━━ Data for processing

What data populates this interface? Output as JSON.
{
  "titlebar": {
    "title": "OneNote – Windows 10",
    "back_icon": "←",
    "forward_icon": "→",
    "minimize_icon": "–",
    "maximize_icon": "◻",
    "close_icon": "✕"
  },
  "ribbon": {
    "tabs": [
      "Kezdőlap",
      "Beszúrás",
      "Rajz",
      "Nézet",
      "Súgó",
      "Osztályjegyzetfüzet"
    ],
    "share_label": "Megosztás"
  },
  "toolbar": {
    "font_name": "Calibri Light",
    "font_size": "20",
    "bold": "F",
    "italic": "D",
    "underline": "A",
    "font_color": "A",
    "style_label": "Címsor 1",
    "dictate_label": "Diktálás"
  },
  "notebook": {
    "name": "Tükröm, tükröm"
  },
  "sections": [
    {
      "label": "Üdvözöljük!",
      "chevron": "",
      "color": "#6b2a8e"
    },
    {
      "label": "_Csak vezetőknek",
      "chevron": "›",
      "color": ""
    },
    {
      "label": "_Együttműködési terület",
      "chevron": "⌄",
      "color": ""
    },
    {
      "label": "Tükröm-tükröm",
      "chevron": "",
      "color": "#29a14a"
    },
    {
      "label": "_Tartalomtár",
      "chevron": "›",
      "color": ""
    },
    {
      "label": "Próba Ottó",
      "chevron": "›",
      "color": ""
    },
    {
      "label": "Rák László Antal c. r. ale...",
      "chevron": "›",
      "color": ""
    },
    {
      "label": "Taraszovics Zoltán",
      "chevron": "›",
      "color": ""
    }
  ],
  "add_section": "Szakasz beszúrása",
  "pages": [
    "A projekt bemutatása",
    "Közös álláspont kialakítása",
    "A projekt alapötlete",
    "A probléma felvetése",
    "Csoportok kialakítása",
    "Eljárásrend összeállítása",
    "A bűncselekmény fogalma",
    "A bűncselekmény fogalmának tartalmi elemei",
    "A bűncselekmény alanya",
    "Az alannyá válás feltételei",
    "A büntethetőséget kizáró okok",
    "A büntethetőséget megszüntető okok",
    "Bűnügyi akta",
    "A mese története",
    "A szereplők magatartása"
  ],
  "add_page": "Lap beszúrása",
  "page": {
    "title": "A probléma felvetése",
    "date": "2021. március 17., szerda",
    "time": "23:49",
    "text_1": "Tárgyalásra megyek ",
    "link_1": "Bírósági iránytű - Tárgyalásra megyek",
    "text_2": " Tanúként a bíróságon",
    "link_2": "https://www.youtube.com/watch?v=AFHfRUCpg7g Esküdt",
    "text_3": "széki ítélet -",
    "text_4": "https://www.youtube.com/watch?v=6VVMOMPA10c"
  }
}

━━━━

**To be done**
Please output the entire listing exactly as it stands.

**Task answer**
What data populates this interface? Output as JSON.
{
  "titlebar": {
    "title": "OneNote – Windows 10",
    "back_icon": "←",
    "forward_icon": "→",
    "minimize_icon": "–",
    "maximize_icon": "◻",
    "close_icon": "✕"
  },
  "ribbon": {
    "tabs": [
      "Kezdőlap",
      "Beszúrás",
      "Rajz",
      "Nézet",
      "Súgó",
      "Osztályjegyzetfüzet"
    ],
    "share_label": "Megosztás"
  },
  "toolbar": {
    "font_name": "Calibri Light",
    "font_size": "20",
    "bold": "F",
    "italic": "D",
    "underline": "A",
    "font_color": "A",
    "style_label": "Címsor 1",
    "dictate_label": "Diktálás"
  },
  "notebook": {
    "name": "Tükröm, tükröm"
  },
  "sections": [
    {
      "label": "Üdvözöljük!",
      "chevron": "",
      "color": "#6b2a8e"
    },
    {
      "label": "_Csak vezetőknek",
      "chevron": "›",
      "color": ""
    },
    {
      "label": "_Együttműködési terület",
      "chevron": "⌄",
      "color": ""
    },
    {
      "label": "Tükröm-tükröm",
      "chevron": "",
      "color": "#29a14a"
    },
    {
      "label": "_Tartalomtár",
      "chevron": "›",
      "color": ""
    },
    {
      "label": "Próba Ottó",
      "chevron": "›",
      "color": ""
    },
    {
      "label": "Rák László Antal c. r. ale...",
      "chevron": "›",
      "color": ""
    },
    {
      "label": "Taraszovics Zoltán",
      "chevron": "›",
      "color": ""
    }
  ],
  "add_section": "Szakasz beszúrása",
  "pages": [
    "A projekt bemutatása",
    "Közös álláspont kialakítása",
    "A projekt alapötlete",
    "A probléma felvetése",
    "Csoportok kialakítása",
    "Eljárásrend összeállítása",
    "A bűncselekmény fogalma",
    "A bűncselekmény fogalmának tartalmi elemei",
    "A bűncselekmény alanya",
    "Az alannyá válás feltételei",
    "A büntethetőséget kizáró okok",
    "A büntethetőséget megszüntető okok",
    "Bűnügyi akta",
    "A mese története",
    "A szereplők magatartása"
  ],
  "add_page": "Lap beszúrása",
  "page": {
    "title": "A probléma felvetése",
    "date": "2021. március 17., szerda",
    "time": "23:49",
    "text_1": "Tárgyalásra megyek ",
    "link_1": "Bírósági iránytű - Tárgyalásra megyek",
    "text_2": " Tanúként a bíróságon",
    "link_2": "https://www.youtube.com/watch?v=AFHfRUCpg7g Esküdt",
    "text_3": "széki ítélet -",
    "text_4": "https://www.youtube.com/watch?v=6VVMOMPA10c"
  }
}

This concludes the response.